--- SUPPLIED MATERIAL ---
————————

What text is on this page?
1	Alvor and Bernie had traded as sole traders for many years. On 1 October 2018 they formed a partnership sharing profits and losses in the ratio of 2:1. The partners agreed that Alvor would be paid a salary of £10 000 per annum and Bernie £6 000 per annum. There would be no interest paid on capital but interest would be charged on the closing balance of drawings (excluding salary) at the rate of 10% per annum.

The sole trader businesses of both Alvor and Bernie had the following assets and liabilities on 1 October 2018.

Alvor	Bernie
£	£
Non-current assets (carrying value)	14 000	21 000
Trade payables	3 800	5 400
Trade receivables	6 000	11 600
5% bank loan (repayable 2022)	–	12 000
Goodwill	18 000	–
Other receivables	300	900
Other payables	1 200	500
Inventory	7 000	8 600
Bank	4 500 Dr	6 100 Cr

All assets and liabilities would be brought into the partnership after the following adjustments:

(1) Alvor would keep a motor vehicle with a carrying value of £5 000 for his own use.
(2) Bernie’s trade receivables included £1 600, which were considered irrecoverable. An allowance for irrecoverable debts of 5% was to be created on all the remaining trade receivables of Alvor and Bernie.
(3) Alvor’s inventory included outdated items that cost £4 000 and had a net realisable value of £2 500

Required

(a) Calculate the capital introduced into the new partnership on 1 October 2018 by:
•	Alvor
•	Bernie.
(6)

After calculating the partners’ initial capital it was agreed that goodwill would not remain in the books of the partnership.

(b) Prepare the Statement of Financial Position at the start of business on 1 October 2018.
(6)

————————

--- SET EXERCISE ---
Go over the entries above and say how many lines hold the string "into", with no other text.

--- OUTPUT FOR THIS EXERCISE ---
2